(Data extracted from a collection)

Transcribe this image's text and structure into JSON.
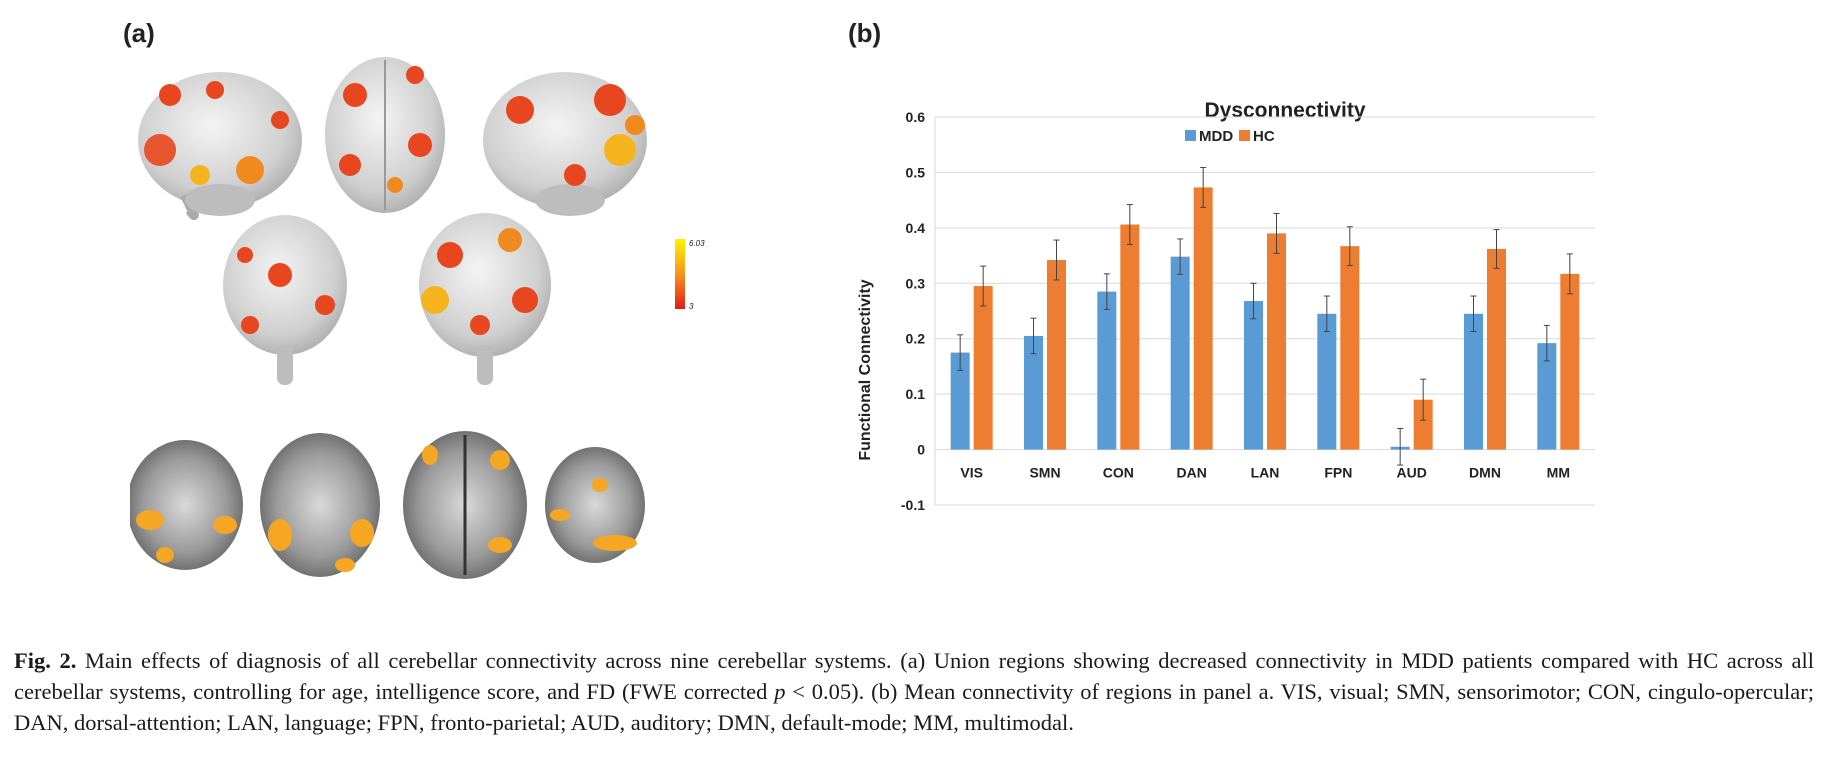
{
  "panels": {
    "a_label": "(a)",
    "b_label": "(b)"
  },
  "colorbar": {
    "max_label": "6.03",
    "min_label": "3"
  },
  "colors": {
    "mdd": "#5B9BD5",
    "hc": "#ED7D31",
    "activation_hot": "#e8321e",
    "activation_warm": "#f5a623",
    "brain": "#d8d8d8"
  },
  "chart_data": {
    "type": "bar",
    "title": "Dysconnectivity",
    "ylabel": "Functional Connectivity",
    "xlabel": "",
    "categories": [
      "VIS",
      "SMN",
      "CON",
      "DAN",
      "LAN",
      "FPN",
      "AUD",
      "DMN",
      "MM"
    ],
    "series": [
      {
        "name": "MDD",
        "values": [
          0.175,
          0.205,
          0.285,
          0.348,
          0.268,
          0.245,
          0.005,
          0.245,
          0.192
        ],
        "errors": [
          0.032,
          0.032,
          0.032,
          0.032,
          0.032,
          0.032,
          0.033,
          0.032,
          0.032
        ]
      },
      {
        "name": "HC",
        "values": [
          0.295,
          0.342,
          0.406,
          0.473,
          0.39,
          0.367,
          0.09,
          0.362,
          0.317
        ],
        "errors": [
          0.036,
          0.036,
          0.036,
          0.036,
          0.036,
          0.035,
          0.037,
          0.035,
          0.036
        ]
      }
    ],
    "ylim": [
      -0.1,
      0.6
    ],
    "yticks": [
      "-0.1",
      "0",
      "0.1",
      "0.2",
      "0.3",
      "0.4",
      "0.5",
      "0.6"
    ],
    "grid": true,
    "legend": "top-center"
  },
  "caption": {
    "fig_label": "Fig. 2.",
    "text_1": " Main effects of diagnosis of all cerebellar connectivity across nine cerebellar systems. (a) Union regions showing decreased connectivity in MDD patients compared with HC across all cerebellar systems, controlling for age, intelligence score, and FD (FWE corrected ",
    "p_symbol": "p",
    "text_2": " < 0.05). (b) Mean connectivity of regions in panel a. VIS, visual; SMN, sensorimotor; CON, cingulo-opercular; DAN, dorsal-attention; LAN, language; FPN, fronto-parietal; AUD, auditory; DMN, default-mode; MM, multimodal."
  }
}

## Task statement
Give the records again exactly, without pictures.

## Task output
Transcribe this image's text and structure into JSON.
{
  "panels": {
    "a_label": "(a)",
    "b_label": "(b)"
  },
  "colorbar": {
    "max_label": "6.03",
    "min_label": "3"
  },
  "colors": {
    "mdd": "#5B9BD5",
    "hc": "#ED7D31",
    "activation_hot": "#e8321e",
    "activation_warm": "#f5a623",
    "brain": "#d8d8d8"
  },
  "chart_data": {
    "type": "bar",
    "title": "Dysconnectivity",
    "ylabel": "Functional Connectivity",
    "xlabel": "",
    "categories": [
      "VIS",
      "SMN",
      "CON",
      "DAN",
      "LAN",
      "FPN",
      "AUD",
      "DMN",
      "MM"
    ],
    "series": [
      {
        "name": "MDD",
        "values": [
          0.175,
          0.205,
          0.285,
          0.348,
          0.268,
          0.245,
          0.005,
          0.245,
          0.192
        ],
        "errors": [
          0.032,
          0.032,
          0.032,
          0.032,
          0.032,
          0.032,
          0.033,
          0.032,
          0.032
        ]
      },
      {
        "name": "HC",
        "values": [
          0.295,
          0.342,
          0.406,
          0.473,
          0.39,
          0.367,
          0.09,
          0.362,
          0.317
        ],
        "errors": [
          0.036,
          0.036,
          0.036,
          0.036,
          0.036,
          0.035,
          0.037,
          0.035,
          0.036
        ]
      }
    ],
    "ylim": [
      -0.1,
      0.6
    ],
    "yticks": [
      "-0.1",
      "0",
      "0.1",
      "0.2",
      "0.3",
      "0.4",
      "0.5",
      "0.6"
    ],
    "grid": true,
    "legend": "top-center"
  },
  "caption": {
    "fig_label": "Fig. 2.",
    "text_1": " Main effects of diagnosis of all cerebellar connectivity across nine cerebellar systems. (a) Union regions showing decreased connectivity in MDD patients compared with HC across all cerebellar systems, controlling for age, intelligence score, and FD (FWE corrected ",
    "p_symbol": "p",
    "text_2": " < 0.05). (b) Mean connectivity of regions in panel a. VIS, visual; SMN, sensorimotor; CON, cingulo-opercular; DAN, dorsal-attention; LAN, language; FPN, fronto-parietal; AUD, auditory; DMN, default-mode; MM, multimodal."
  }
}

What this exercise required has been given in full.